**MATERIAL PROVIDED:**
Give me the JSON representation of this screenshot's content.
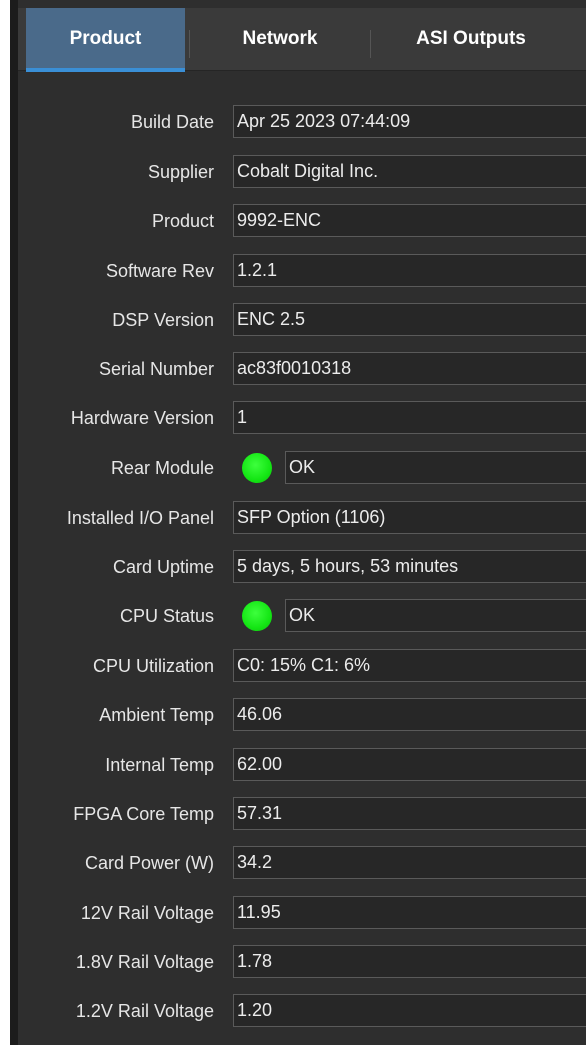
{
  "tabs": [
    {
      "label": "Product",
      "active": true
    },
    {
      "label": "Network",
      "active": false
    },
    {
      "label": "ASI Outputs",
      "active": false
    }
  ],
  "colors": {
    "active_tab": "#4a6a8a",
    "tab_underline": "#3a8fd6",
    "status_ok": "#14e614",
    "panel_bg": "#2e2e2e"
  },
  "fields": {
    "build_date": {
      "label": "Build Date",
      "value": "Apr 25 2023 07:44:09"
    },
    "supplier": {
      "label": "Supplier",
      "value": "Cobalt Digital Inc."
    },
    "product": {
      "label": "Product",
      "value": "9992-ENC"
    },
    "software_rev": {
      "label": "Software Rev",
      "value": "1.2.1"
    },
    "dsp_version": {
      "label": "DSP Version",
      "value": "ENC 2.5"
    },
    "serial_number": {
      "label": "Serial Number",
      "value": "ac83f0010318"
    },
    "hardware_version": {
      "label": "Hardware Version",
      "value": "1"
    },
    "rear_module": {
      "label": "Rear Module",
      "value": "OK",
      "indicator": "green-led-icon"
    },
    "installed_io_panel": {
      "label": "Installed I/O Panel",
      "value": "SFP Option (1106)"
    },
    "card_uptime": {
      "label": "Card Uptime",
      "value": "5 days, 5 hours, 53 minutes"
    },
    "cpu_status": {
      "label": "CPU Status",
      "value": "OK",
      "indicator": "green-led-icon"
    },
    "cpu_utilization": {
      "label": "CPU Utilization",
      "value": "C0: 15% C1: 6%"
    },
    "ambient_temp": {
      "label": "Ambient Temp",
      "value": "46.06"
    },
    "internal_temp": {
      "label": "Internal Temp",
      "value": "62.00"
    },
    "fpga_core_temp": {
      "label": "FPGA Core Temp",
      "value": "57.31"
    },
    "card_power": {
      "label": "Card Power (W)",
      "value": "34.2"
    },
    "rail_12v": {
      "label": "12V Rail Voltage",
      "value": "11.95"
    },
    "rail_1_8v": {
      "label": "1.8V Rail Voltage",
      "value": "1.78"
    },
    "rail_1_2v": {
      "label": "1.2V Rail Voltage",
      "value": "1.20"
    }
  }
}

**WHAT IS EXPECTED:** Copy all the data exactly as written, but skip any picture.

**FULL OUTPUT:**
Give me the JSON representation of this screenshot's content.
{
  "tabs": [
    {
      "label": "Product",
      "active": true
    },
    {
      "label": "Network",
      "active": false
    },
    {
      "label": "ASI Outputs",
      "active": false
    }
  ],
  "colors": {
    "active_tab": "#4a6a8a",
    "tab_underline": "#3a8fd6",
    "status_ok": "#14e614",
    "panel_bg": "#2e2e2e"
  },
  "fields": {
    "build_date": {
      "label": "Build Date",
      "value": "Apr 25 2023 07:44:09"
    },
    "supplier": {
      "label": "Supplier",
      "value": "Cobalt Digital Inc."
    },
    "product": {
      "label": "Product",
      "value": "9992-ENC"
    },
    "software_rev": {
      "label": "Software Rev",
      "value": "1.2.1"
    },
    "dsp_version": {
      "label": "DSP Version",
      "value": "ENC 2.5"
    },
    "serial_number": {
      "label": "Serial Number",
      "value": "ac83f0010318"
    },
    "hardware_version": {
      "label": "Hardware Version",
      "value": "1"
    },
    "rear_module": {
      "label": "Rear Module",
      "value": "OK",
      "indicator": "green-led-icon"
    },
    "installed_io_panel": {
      "label": "Installed I/O Panel",
      "value": "SFP Option (1106)"
    },
    "card_uptime": {
      "label": "Card Uptime",
      "value": "5 days, 5 hours, 53 minutes"
    },
    "cpu_status": {
      "label": "CPU Status",
      "value": "OK",
      "indicator": "green-led-icon"
    },
    "cpu_utilization": {
      "label": "CPU Utilization",
      "value": "C0: 15% C1: 6%"
    },
    "ambient_temp": {
      "label": "Ambient Temp",
      "value": "46.06"
    },
    "internal_temp": {
      "label": "Internal Temp",
      "value": "62.00"
    },
    "fpga_core_temp": {
      "label": "FPGA Core Temp",
      "value": "57.31"
    },
    "card_power": {
      "label": "Card Power (W)",
      "value": "34.2"
    },
    "rail_12v": {
      "label": "12V Rail Voltage",
      "value": "11.95"
    },
    "rail_1_8v": {
      "label": "1.8V Rail Voltage",
      "value": "1.78"
    },
    "rail_1_2v": {
      "label": "1.2V Rail Voltage",
      "value": "1.20"
    }
  }
}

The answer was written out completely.